■ Collected data entries ■
* * *
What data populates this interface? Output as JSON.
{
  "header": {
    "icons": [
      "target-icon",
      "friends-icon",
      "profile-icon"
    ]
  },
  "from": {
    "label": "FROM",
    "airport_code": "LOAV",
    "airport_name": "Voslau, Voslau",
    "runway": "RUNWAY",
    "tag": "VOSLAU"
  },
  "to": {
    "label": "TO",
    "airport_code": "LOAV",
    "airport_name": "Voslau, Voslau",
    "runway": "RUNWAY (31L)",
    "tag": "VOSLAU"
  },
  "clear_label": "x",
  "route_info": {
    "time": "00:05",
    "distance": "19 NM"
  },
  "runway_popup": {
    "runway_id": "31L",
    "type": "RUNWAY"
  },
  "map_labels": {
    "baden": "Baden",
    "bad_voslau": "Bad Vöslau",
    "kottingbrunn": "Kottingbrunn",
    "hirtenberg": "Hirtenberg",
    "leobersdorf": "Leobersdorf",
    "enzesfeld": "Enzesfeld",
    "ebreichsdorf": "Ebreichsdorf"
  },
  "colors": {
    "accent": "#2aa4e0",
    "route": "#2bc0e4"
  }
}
* * *
Repeat each entry word for word.

What data populates this interface? Output as JSON.
{
  "header": {
    "icons": [
      "target-icon",
      "friends-icon",
      "profile-icon"
    ]
  },
  "from": {
    "label": "FROM",
    "airport_code": "LOAV",
    "airport_name": "Voslau, Voslau",
    "runway": "RUNWAY",
    "tag": "VOSLAU"
  },
  "to": {
    "label": "TO",
    "airport_code": "LOAV",
    "airport_name": "Voslau, Voslau",
    "runway": "RUNWAY (31L)",
    "tag": "VOSLAU"
  },
  "clear_label": "x",
  "route_info": {
    "time": "00:05",
    "distance": "19 NM"
  },
  "runway_popup": {
    "runway_id": "31L",
    "type": "RUNWAY"
  },
  "map_labels": {
    "baden": "Baden",
    "bad_voslau": "Bad Vöslau",
    "kottingbrunn": "Kottingbrunn",
    "hirtenberg": "Hirtenberg",
    "leobersdorf": "Leobersdorf",
    "enzesfeld": "Enzesfeld",
    "ebreichsdorf": "Ebreichsdorf"
  },
  "colors": {
    "accent": "#2aa4e0",
    "route": "#2bc0e4"
  }
}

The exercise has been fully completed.